WRITTEN REQUEST: Extract all data as written.

------------------------------

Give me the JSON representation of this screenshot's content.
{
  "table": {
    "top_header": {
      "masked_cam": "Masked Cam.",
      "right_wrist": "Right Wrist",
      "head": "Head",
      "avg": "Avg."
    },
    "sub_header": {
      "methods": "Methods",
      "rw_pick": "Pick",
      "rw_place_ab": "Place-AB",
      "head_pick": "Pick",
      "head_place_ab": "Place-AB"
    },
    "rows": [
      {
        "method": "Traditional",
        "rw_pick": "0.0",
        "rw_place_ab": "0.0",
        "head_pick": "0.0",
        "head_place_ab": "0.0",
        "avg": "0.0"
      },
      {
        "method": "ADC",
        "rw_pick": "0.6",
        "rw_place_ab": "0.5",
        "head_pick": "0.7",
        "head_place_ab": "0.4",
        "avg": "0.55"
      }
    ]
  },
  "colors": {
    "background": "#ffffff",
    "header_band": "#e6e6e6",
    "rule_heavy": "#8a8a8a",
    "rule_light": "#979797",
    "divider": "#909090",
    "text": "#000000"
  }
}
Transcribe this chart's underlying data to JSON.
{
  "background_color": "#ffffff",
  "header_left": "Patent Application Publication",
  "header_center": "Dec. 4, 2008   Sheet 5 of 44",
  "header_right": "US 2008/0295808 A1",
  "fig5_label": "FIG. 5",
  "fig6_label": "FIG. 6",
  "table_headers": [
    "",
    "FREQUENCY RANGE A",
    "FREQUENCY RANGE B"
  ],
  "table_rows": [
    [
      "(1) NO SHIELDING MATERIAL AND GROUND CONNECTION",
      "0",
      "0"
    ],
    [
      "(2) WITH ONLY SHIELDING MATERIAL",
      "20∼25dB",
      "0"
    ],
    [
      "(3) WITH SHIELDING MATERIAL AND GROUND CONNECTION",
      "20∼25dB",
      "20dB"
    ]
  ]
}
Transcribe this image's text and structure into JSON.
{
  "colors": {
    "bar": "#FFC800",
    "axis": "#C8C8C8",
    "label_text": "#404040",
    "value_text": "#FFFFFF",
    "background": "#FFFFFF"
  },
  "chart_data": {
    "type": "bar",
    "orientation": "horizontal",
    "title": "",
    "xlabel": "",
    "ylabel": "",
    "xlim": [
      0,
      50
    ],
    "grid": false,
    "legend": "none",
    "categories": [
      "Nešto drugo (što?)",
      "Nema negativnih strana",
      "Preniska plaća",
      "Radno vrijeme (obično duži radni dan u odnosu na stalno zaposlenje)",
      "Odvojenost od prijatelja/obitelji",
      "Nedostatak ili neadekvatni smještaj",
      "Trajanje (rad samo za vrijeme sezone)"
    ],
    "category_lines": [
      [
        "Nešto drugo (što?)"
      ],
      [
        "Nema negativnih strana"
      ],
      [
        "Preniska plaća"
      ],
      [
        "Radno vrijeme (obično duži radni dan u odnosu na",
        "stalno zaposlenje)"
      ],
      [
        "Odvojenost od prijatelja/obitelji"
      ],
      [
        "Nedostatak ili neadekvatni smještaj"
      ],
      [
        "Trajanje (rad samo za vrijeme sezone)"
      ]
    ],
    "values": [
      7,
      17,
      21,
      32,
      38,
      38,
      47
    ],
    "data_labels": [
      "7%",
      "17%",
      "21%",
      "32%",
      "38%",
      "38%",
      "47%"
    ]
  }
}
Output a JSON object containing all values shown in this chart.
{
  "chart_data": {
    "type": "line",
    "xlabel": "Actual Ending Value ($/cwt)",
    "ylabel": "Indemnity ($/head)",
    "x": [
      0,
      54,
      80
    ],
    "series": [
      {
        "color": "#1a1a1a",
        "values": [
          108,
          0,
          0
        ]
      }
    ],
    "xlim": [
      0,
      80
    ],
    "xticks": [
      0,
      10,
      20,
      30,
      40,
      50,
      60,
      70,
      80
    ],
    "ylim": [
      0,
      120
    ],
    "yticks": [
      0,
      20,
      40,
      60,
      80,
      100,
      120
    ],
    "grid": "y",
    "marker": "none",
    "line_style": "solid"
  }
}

------------------------------

OUTPUT FOR THIS EXERCISE:
Give me the JSON representation of this screenshot's content.
{
  "table": {
    "top_header": {
      "masked_cam": "Masked Cam.",
      "right_wrist": "Right Wrist",
      "head": "Head",
      "avg": "Avg."
    },
    "sub_header": {
      "methods": "Methods",
      "rw_pick": "Pick",
      "rw_place_ab": "Place-AB",
      "head_pick": "Pick",
      "head_place_ab": "Place-AB"
    },
    "rows": [
      {
        "method": "Traditional",
        "rw_pick": "0.0",
        "rw_place_ab": "0.0",
        "head_pick": "0.0",
        "head_place_ab": "0.0",
        "avg": "0.0"
      },
      {
        "method": "ADC",
        "rw_pick": "0.6",
        "rw_place_ab": "0.5",
        "head_pick": "0.7",
        "head_place_ab": "0.4",
        "avg": "0.55"
      }
    ]
  },
  "colors": {
    "background": "#ffffff",
    "header_band": "#e6e6e6",
    "rule_heavy": "#8a8a8a",
    "rule_light": "#979797",
    "divider": "#909090",
    "text": "#000000"
  }
}
Transcribe this chart's underlying data to JSON.
{
  "background_color": "#ffffff",
  "header_left": "Patent Application Publication",
  "header_center": "Dec. 4, 2008   Sheet 5 of 44",
  "header_right": "US 2008/0295808 A1",
  "fig5_label": "FIG. 5",
  "fig6_label": "FIG. 6",
  "table_headers": [
    "",
    "FREQUENCY RANGE A",
    "FREQUENCY RANGE B"
  ],
  "table_rows": [
    [
      "(1) NO SHIELDING MATERIAL AND GROUND CONNECTION",
      "0",
      "0"
    ],
    [
      "(2) WITH ONLY SHIELDING MATERIAL",
      "20∼25dB",
      "0"
    ],
    [
      "(3) WITH SHIELDING MATERIAL AND GROUND CONNECTION",
      "20∼25dB",
      "20dB"
    ]
  ]
}
Transcribe this image's text and structure into JSON.
{
  "colors": {
    "bar": "#FFC800",
    "axis": "#C8C8C8",
    "label_text": "#404040",
    "value_text": "#FFFFFF",
    "background": "#FFFFFF"
  },
  "chart_data": {
    "type": "bar",
    "orientation": "horizontal",
    "title": "",
    "xlabel": "",
    "ylabel": "",
    "xlim": [
      0,
      50
    ],
    "grid": false,
    "legend": "none",
    "categories": [
      "Nešto drugo (što?)",
      "Nema negativnih strana",
      "Preniska plaća",
      "Radno vrijeme (obično duži radni dan u odnosu na stalno zaposlenje)",
      "Odvojenost od prijatelja/obitelji",
      "Nedostatak ili neadekvatni smještaj",
      "Trajanje (rad samo za vrijeme sezone)"
    ],
    "category_lines": [
      [
        "Nešto drugo (što?)"
      ],
      [
        "Nema negativnih strana"
      ],
      [
        "Preniska plaća"
      ],
      [
        "Radno vrijeme (obično duži radni dan u odnosu na",
        "stalno zaposlenje)"
      ],
      [
        "Odvojenost od prijatelja/obitelji"
      ],
      [
        "Nedostatak ili neadekvatni smještaj"
      ],
      [
        "Trajanje (rad samo za vrijeme sezone)"
      ]
    ],
    "values": [
      7,
      17,
      21,
      32,
      38,
      38,
      47
    ],
    "data_labels": [
      "7%",
      "17%",
      "21%",
      "32%",
      "38%",
      "38%",
      "47%"
    ]
  }
}
Output a JSON object containing all values shown in this chart.
{
  "chart_data": {
    "type": "line",
    "xlabel": "Actual Ending Value ($/cwt)",
    "ylabel": "Indemnity ($/head)",
    "x": [
      0,
      54,
      80
    ],
    "series": [
      {
        "color": "#1a1a1a",
        "values": [
          108,
          0,
          0
        ]
      }
    ],
    "xlim": [
      0,
      80
    ],
    "xticks": [
      0,
      10,
      20,
      30,
      40,
      50,
      60,
      70,
      80
    ],
    "ylim": [
      0,
      120
    ],
    "yticks": [
      0,
      20,
      40,
      60,
      80,
      100,
      120
    ],
    "grid": "y",
    "marker": "none",
    "line_style": "solid"
  }
}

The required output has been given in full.